**What is needed:** From the material below, extract every line that contains the string "title", treating uppercase and lowercase letters as distinct.

-- Start of Extracted records --

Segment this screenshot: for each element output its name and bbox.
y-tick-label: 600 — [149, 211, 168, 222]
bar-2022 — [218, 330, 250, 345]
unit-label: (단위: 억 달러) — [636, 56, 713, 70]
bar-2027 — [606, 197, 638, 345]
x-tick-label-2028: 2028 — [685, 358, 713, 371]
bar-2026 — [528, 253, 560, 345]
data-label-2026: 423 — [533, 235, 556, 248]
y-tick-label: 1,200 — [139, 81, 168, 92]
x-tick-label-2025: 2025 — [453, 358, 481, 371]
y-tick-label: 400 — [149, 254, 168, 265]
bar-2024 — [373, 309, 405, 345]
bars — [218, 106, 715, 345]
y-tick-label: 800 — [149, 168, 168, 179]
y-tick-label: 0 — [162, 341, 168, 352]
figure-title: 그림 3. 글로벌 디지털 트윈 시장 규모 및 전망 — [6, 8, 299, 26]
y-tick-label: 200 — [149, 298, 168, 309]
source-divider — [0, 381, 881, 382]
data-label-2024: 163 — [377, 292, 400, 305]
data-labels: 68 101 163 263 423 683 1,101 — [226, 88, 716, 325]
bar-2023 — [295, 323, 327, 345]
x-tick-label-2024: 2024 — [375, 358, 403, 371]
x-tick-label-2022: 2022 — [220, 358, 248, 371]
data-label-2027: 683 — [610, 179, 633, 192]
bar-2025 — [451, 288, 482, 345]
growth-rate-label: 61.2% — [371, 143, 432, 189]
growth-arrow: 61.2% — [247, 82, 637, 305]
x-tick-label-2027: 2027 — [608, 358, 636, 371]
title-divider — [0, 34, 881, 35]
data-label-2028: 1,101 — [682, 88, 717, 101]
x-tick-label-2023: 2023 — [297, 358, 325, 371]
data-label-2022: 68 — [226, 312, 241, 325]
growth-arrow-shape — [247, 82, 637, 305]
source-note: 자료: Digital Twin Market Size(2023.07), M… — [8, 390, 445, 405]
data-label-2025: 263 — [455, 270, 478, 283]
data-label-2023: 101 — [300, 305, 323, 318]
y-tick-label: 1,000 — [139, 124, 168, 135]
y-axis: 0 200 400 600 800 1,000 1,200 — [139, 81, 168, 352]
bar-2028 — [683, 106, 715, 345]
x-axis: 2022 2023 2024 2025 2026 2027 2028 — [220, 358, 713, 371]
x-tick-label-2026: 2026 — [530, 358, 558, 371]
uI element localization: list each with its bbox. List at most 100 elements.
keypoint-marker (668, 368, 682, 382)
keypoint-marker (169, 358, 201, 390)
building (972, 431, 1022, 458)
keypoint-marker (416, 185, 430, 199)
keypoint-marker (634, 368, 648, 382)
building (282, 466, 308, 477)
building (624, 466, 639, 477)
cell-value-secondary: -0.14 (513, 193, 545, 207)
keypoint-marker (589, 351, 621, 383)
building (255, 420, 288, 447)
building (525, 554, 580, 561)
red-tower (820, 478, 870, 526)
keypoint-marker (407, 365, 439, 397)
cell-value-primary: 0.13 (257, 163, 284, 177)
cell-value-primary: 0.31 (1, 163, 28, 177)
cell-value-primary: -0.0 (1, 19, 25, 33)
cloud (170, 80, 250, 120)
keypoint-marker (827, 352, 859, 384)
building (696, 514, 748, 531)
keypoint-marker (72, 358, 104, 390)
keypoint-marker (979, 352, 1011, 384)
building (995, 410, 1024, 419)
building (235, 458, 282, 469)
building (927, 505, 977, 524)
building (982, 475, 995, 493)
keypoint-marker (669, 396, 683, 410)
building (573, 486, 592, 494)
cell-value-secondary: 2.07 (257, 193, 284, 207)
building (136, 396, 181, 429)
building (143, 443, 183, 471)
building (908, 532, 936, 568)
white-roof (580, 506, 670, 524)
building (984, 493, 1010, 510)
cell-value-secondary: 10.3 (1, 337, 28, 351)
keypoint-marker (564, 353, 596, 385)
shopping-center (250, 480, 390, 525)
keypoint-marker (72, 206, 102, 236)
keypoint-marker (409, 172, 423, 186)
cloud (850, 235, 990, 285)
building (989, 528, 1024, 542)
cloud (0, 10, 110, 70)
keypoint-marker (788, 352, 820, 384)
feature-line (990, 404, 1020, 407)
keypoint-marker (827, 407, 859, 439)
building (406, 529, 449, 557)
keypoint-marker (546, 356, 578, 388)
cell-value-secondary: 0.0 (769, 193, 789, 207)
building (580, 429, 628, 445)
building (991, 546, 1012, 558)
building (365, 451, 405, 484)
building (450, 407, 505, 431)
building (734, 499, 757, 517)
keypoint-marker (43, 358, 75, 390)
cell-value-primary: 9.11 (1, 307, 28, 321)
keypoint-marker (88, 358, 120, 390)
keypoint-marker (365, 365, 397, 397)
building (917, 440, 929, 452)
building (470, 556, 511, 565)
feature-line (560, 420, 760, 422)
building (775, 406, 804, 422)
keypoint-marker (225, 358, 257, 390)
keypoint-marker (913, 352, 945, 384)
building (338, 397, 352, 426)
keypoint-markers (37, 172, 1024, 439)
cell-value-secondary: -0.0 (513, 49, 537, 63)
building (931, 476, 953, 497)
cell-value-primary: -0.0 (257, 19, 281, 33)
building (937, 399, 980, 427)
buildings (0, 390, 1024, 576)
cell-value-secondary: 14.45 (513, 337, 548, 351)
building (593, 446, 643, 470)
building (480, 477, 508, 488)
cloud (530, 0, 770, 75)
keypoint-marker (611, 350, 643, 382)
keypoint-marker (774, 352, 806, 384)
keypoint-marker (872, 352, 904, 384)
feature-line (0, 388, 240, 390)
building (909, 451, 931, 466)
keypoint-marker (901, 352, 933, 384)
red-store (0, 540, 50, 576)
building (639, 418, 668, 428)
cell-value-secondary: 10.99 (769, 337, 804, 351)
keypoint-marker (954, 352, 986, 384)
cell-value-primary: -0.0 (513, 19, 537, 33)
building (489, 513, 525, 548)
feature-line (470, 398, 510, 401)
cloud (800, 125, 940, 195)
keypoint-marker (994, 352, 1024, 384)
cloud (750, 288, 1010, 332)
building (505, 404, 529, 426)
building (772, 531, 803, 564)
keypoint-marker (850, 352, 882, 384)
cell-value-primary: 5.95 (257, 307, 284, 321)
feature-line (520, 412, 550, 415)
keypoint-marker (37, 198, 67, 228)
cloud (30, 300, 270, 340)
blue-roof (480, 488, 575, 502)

-- End of Extracted records --

**Answer to this task:**
figure-title: 그림 3. 글로벌 디지털 트윈 시장 규모 및 전망 — [6, 8, 299, 26]
title-divider — [0, 34, 881, 35]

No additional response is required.